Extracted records

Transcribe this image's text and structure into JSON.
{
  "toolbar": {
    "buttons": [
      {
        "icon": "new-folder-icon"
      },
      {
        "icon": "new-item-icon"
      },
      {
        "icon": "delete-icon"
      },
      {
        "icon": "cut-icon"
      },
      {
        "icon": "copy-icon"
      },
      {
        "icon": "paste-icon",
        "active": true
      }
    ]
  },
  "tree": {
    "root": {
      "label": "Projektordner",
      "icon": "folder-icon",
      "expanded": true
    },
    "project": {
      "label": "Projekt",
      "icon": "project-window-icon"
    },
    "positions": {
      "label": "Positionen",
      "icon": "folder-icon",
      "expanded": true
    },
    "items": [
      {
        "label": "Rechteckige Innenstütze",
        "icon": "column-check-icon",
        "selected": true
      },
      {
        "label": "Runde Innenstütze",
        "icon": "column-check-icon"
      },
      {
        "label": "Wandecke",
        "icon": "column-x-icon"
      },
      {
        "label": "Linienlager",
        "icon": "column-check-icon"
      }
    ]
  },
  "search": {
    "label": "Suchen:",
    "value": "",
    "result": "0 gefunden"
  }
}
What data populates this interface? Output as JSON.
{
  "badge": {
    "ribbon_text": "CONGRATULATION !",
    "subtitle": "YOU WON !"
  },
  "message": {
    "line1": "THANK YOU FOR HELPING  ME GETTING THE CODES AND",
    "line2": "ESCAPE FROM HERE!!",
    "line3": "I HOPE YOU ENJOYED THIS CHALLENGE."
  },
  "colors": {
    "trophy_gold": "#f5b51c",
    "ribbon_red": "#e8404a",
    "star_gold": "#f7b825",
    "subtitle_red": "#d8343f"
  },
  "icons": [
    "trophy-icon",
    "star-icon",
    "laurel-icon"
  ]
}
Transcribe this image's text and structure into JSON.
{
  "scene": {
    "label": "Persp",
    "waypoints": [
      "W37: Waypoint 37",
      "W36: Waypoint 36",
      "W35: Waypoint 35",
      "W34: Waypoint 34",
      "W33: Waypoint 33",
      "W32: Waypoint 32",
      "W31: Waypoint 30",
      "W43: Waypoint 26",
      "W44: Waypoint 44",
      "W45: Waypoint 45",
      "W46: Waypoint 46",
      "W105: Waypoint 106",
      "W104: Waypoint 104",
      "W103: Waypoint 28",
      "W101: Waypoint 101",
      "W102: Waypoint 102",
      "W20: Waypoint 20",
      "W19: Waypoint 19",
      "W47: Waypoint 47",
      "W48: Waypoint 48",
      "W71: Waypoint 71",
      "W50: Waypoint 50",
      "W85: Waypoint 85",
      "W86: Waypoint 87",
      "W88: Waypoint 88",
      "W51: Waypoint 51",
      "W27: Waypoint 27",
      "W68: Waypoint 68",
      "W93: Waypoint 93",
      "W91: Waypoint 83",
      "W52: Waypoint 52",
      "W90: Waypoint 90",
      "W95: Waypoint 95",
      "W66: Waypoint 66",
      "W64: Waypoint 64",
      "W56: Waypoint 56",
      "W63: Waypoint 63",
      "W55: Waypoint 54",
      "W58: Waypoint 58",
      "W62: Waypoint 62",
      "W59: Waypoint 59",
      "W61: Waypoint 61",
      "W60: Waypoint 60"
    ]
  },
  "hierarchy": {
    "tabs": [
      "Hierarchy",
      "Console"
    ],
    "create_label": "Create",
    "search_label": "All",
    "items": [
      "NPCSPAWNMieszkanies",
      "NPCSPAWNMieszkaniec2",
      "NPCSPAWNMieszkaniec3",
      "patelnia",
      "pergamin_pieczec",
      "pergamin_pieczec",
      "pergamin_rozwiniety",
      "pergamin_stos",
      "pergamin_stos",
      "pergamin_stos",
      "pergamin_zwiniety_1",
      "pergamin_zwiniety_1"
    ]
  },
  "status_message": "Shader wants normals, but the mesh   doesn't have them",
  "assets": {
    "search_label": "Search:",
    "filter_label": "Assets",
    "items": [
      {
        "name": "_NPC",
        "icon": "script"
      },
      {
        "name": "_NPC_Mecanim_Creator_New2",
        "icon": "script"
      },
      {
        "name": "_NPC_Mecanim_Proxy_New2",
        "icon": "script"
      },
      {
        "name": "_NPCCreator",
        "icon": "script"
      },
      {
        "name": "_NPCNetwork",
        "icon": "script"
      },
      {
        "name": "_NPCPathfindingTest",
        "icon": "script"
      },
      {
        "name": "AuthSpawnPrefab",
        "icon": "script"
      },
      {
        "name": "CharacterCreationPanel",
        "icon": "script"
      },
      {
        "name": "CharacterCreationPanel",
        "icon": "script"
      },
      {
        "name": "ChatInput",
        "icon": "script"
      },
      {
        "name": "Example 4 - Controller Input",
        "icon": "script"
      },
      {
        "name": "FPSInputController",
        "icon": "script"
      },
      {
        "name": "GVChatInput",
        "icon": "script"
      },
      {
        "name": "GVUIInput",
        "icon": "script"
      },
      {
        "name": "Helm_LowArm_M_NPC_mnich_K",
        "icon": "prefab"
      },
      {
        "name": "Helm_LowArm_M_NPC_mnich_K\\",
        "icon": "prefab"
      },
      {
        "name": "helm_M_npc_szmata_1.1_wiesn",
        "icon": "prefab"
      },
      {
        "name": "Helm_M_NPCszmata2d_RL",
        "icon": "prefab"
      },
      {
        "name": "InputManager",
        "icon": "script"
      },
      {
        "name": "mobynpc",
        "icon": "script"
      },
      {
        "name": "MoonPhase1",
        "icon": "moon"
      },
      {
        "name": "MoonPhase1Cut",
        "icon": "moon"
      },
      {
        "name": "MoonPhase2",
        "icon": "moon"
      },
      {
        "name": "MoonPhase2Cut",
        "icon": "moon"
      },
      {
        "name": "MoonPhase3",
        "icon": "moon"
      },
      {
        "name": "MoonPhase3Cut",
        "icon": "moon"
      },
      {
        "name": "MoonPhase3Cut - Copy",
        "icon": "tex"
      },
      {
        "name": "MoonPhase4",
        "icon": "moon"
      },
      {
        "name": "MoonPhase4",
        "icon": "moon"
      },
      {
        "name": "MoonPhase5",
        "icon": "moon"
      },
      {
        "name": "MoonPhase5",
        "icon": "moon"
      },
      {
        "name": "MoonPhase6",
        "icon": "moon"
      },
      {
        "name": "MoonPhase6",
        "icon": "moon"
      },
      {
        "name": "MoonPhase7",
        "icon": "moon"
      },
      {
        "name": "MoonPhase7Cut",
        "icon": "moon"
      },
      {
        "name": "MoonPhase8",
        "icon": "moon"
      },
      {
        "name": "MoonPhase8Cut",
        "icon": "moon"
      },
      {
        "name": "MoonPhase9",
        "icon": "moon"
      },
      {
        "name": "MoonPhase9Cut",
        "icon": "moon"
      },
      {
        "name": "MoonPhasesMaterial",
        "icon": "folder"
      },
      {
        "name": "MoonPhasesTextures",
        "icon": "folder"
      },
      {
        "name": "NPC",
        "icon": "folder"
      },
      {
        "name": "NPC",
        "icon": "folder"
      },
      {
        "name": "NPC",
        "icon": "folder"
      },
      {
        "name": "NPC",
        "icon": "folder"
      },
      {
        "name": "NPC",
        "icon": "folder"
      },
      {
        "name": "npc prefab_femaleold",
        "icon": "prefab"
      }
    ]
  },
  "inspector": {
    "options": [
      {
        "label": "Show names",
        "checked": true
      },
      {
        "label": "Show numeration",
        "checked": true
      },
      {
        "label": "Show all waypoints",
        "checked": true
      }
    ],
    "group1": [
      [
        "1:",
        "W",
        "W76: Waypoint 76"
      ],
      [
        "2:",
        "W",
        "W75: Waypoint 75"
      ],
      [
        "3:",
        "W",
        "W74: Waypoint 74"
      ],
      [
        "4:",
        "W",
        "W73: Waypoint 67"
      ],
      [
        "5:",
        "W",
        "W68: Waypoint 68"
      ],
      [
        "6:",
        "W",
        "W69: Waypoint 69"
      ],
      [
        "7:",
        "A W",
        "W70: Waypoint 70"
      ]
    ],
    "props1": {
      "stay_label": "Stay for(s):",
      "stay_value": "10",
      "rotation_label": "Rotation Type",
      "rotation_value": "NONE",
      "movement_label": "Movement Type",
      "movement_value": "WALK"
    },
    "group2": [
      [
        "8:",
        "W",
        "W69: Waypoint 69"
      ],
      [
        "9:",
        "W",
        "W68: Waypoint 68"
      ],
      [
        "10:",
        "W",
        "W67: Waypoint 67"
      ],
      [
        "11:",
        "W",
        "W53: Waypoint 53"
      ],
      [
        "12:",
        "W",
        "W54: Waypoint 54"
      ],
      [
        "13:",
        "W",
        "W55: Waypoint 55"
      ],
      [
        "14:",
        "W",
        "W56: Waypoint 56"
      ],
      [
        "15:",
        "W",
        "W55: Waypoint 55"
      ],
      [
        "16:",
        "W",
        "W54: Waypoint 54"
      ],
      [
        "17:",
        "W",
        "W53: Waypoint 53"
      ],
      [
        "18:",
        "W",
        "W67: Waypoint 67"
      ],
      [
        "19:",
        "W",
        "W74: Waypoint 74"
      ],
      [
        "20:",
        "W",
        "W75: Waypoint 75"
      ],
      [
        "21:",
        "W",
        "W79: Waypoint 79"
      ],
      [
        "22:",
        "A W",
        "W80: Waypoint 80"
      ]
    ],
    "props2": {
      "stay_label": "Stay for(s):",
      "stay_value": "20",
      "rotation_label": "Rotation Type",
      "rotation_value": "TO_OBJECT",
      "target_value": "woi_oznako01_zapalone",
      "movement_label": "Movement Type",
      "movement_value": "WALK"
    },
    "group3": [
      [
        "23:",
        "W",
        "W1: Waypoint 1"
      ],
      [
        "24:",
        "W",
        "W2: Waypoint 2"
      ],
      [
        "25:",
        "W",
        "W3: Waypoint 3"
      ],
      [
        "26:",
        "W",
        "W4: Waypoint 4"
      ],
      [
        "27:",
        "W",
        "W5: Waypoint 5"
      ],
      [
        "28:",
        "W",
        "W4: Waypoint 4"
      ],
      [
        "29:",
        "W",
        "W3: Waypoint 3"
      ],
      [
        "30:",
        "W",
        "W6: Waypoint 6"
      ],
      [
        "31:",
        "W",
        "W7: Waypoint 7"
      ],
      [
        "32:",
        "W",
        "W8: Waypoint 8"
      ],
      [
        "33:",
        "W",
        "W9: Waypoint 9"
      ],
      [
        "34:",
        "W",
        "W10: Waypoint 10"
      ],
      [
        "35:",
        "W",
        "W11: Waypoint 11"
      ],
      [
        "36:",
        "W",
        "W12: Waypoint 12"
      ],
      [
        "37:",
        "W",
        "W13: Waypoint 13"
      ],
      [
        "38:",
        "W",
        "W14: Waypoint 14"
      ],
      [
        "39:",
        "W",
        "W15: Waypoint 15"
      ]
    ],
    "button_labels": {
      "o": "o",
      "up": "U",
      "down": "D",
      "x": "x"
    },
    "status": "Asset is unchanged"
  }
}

> **STATED PROBLEM**: Select and copy every line of the listing with the word "Innenstütze".

> **RIGHT ANSWER**:
        "label": "Rechteckige Innenstütze",
        "label": "Runde Innenstütze",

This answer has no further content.